> _YOUR INSTRUCTIONS_
Collect all the lines that mention the word "volumes".
##########
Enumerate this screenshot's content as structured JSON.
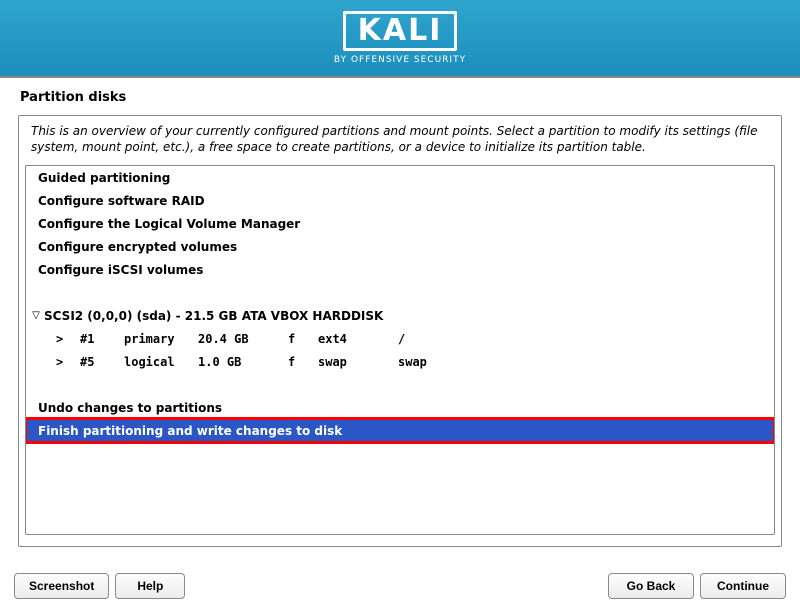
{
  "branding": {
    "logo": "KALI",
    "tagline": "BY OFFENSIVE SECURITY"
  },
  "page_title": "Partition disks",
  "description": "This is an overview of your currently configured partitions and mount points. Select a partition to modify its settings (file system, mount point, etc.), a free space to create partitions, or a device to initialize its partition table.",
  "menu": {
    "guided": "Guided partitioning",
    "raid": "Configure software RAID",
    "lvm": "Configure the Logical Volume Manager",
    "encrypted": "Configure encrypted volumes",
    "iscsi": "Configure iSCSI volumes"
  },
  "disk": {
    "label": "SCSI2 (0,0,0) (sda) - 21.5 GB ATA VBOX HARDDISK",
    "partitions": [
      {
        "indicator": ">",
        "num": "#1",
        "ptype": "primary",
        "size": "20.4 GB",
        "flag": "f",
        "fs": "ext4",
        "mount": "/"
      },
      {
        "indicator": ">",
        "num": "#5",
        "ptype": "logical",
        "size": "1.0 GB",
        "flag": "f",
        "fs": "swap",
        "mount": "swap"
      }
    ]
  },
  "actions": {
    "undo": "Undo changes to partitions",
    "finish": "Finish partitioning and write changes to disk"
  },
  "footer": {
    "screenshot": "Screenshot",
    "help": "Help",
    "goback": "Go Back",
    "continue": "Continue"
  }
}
##########
> _RESULT_
    "encrypted": "Configure encrypted volumes",
    "iscsi": "Configure iSCSI volumes"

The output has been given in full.